What you are asked to do => Provide an exact copy of the data, excluding the images.

Given records =>
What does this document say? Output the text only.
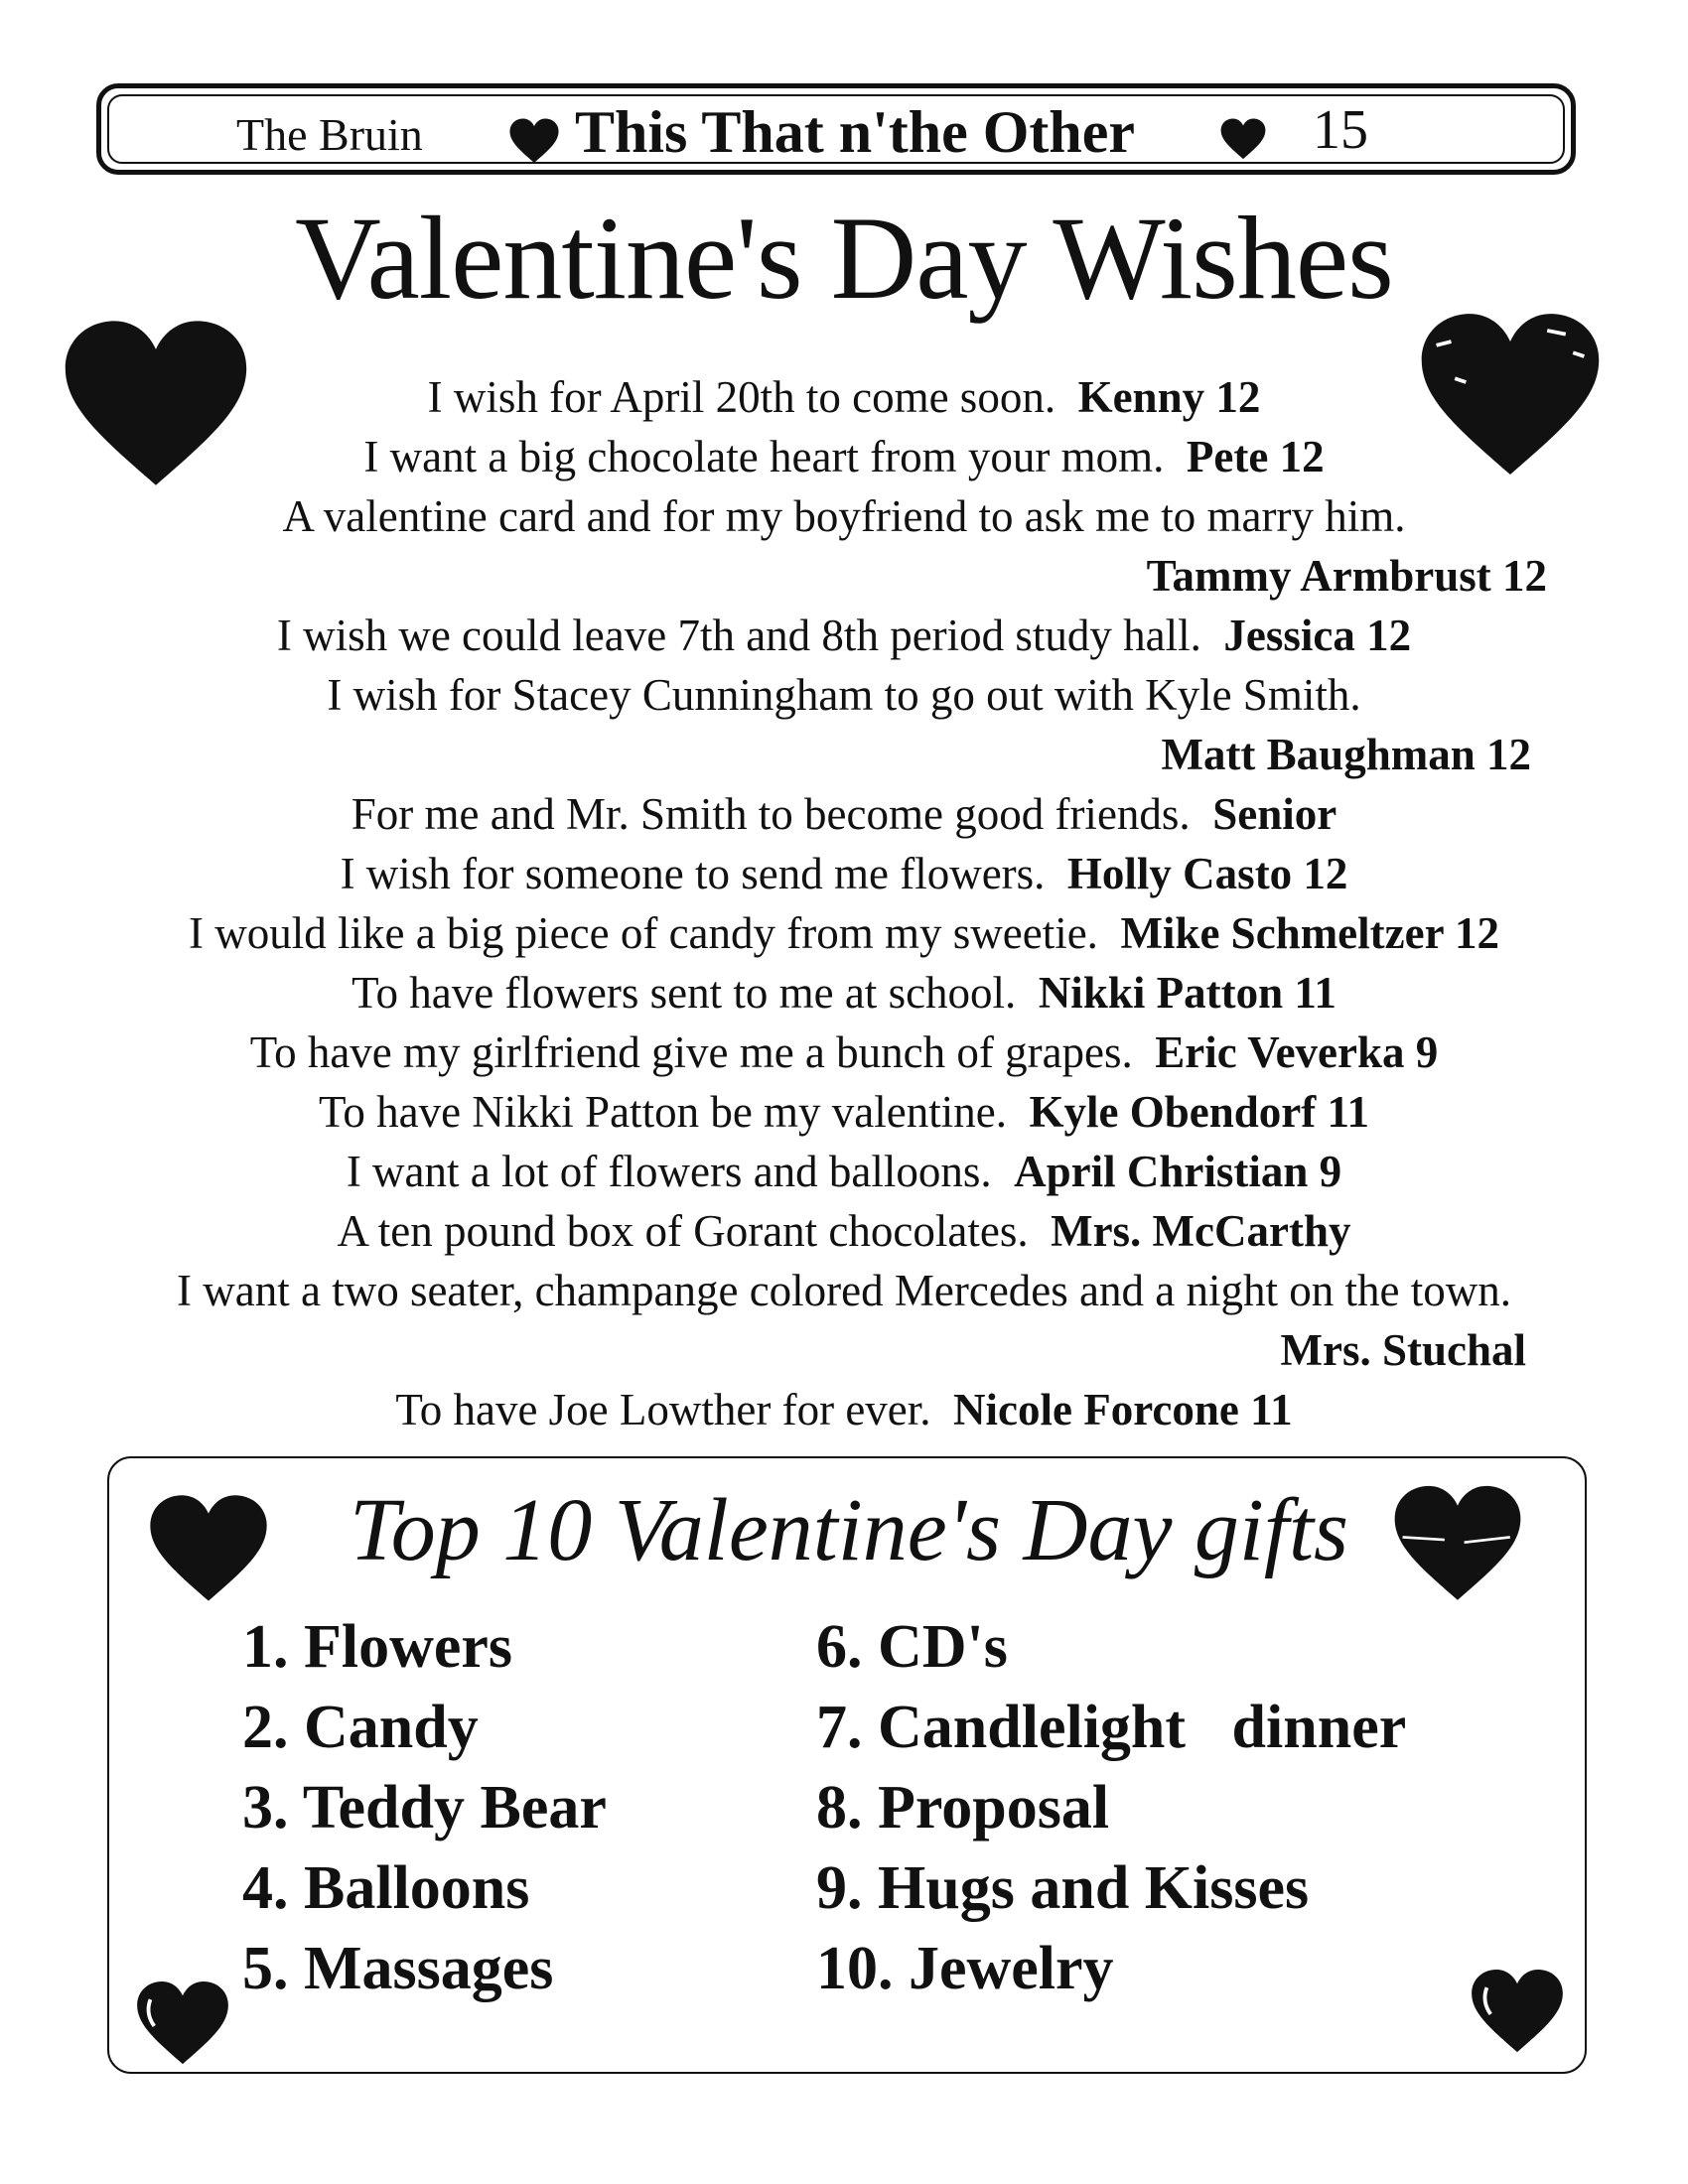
The Bruin	This That n'the Other	15
Valentine's Day Wishes
I wish for April 20th to come soon. Kenny 12
I want a big chocolate heart from your mom. Pete 12
A valentine card and for my boyfriend to ask me to marry him.
Tammy Armbrust 12
I wish we could leave 7th and 8th period study hall. Jessica 12
I wish for Stacey Cunningham to go out with Kyle Smith.
Matt Baughman 12
For me and Mr. Smith to become good friends. Senior
I wish for someone to send me flowers. Holly Casto 12
I would like a big piece of candy from my sweetie. Mike Schmeltzer 12
To have flowers sent to me at school. Nikki Patton 11
To have my girlfriend give me a bunch of grapes. Eric Veverka 9
To have Nikki Patton be my valentine. Kyle Obendorf 11
I want a lot of flowers and balloons. April Christian 9
A ten pound box of Gorant chocolates. Mrs. McCarthy
I want a two seater, champange colored Mercedes and a night on the town.
Mrs. Stuchal
To have Joe Lowther for ever. Nicole Forcone 11
Top 10 Valentine's Day gifts
1. Flowers
2. Candy
3. Teddy Bear
4. Balloons
5. Massages
6. CD's
7. Candlelight   dinner
8. Proposal
9. Hugs and Kisses
10. Jewelry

Written solution =>
What does this document say? Output the text only.
The Bruin	This That n'the Other	15
Valentine's Day Wishes
I wish for April 20th to come soon. Kenny 12
I want a big chocolate heart from your mom. Pete 12
A valentine card and for my boyfriend to ask me to marry him.
Tammy Armbrust 12
I wish we could leave 7th and 8th period study hall. Jessica 12
I wish for Stacey Cunningham to go out with Kyle Smith.
Matt Baughman 12
For me and Mr. Smith to become good friends. Senior
I wish for someone to send me flowers. Holly Casto 12
I would like a big piece of candy from my sweetie. Mike Schmeltzer 12
To have flowers sent to me at school. Nikki Patton 11
To have my girlfriend give me a bunch of grapes. Eric Veverka 9
To have Nikki Patton be my valentine. Kyle Obendorf 11
I want a lot of flowers and balloons. April Christian 9
A ten pound box of Gorant chocolates. Mrs. McCarthy
I want a two seater, champange colored Mercedes and a night on the town.
Mrs. Stuchal
To have Joe Lowther for ever. Nicole Forcone 11
Top 10 Valentine's Day gifts
1. Flowers
2. Candy
3. Teddy Bear
4. Balloons
5. Massages
6. CD's
7. Candlelight   dinner
8. Proposal
9. Hugs and Kisses
10. Jewelry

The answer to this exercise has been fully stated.